▶ **SUPPLIED RECORDS**:
____________

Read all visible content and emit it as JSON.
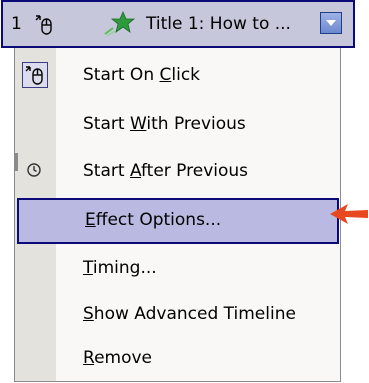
{
  "header": {
    "number": "1",
    "title": "Title 1: How to ..."
  },
  "menu": {
    "items": [
      {
        "label": "Start On Click",
        "mnemonic": "C"
      },
      {
        "label": "Start With Previous",
        "mnemonic": "W"
      },
      {
        "label": "Start After Previous",
        "mnemonic": "A"
      },
      {
        "label": "Effect Options...",
        "mnemonic": "E"
      },
      {
        "label": "Timing...",
        "mnemonic": "T"
      },
      {
        "label": "Show Advanced Timeline",
        "mnemonic": "S"
      },
      {
        "label": "Remove",
        "mnemonic": "R"
      }
    ]
  },
  "colors": {
    "selection_border": "#0a0a78",
    "highlight": "#b9b9e2",
    "menu_bg": "#f9f8f6",
    "gutter_bg": "#e4e2dd",
    "pointer_arrow": "#e8481f"
  },
  "icons": {
    "header_trigger": "mouse-click-icon",
    "header_effect": "green-star-effect-icon",
    "header_dropdown": "dropdown-arrow-icon",
    "start_on_click": "mouse-click-icon",
    "start_after_previous": "clock-icon",
    "pointer": "red-pointer-arrow-icon"
  }
}
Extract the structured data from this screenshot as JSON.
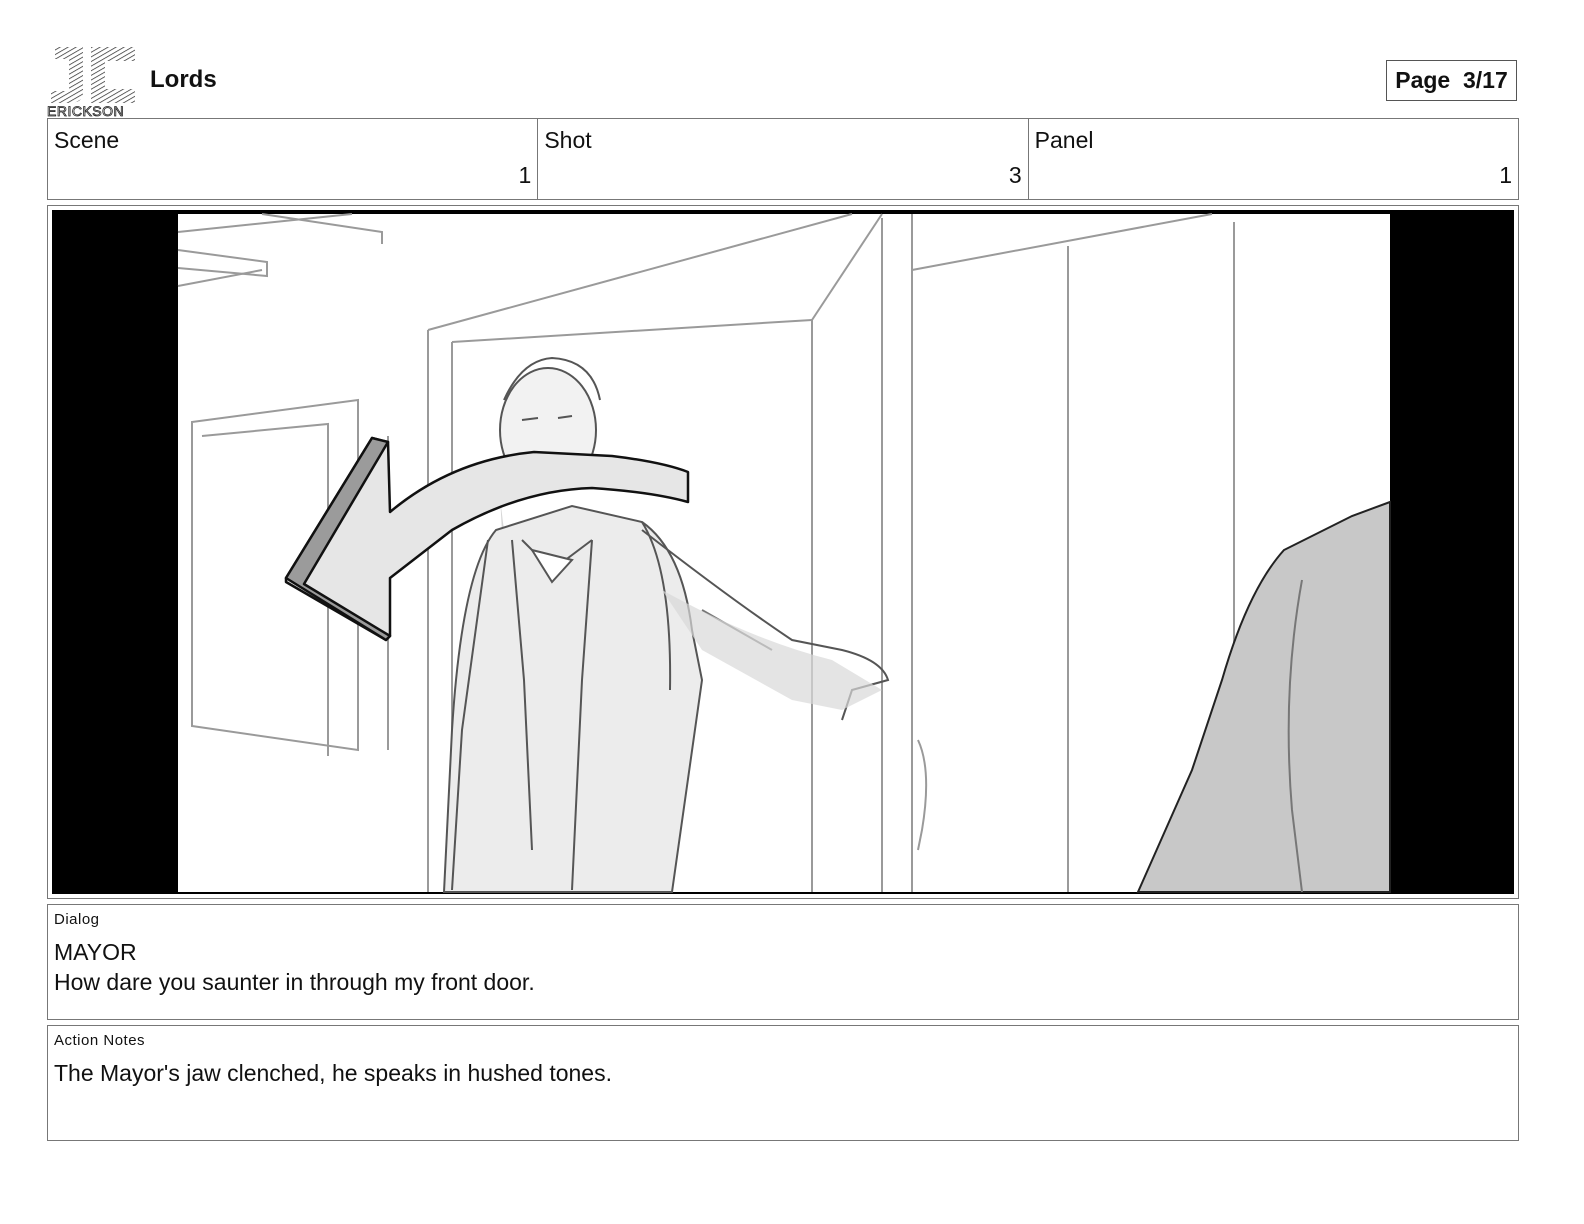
{
  "header": {
    "logo_text": "ERICKSON",
    "title": "Lords",
    "page_label": "Page  3/17"
  },
  "info": {
    "scene_label": "Scene",
    "scene_value": "1",
    "shot_label": "Shot",
    "shot_value": "3",
    "panel_label": "Panel",
    "panel_value": "1"
  },
  "dialog": {
    "label": "Dialog",
    "character": "MAYOR",
    "line": "How dare you saunter in through my front door."
  },
  "action_notes": {
    "label": "Action Notes",
    "text": "The Mayor's jaw clenched, he speaks in hushed tones."
  }
}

____________

▶ **EXERCISE DIRECTIONS**: Scan the material line by line and report each one that contains "JSON".

▶ **OUTPUT OF THE TASK**:
Read all visible content and emit it as JSON.
Extract the structured data from this screenshot as JSON.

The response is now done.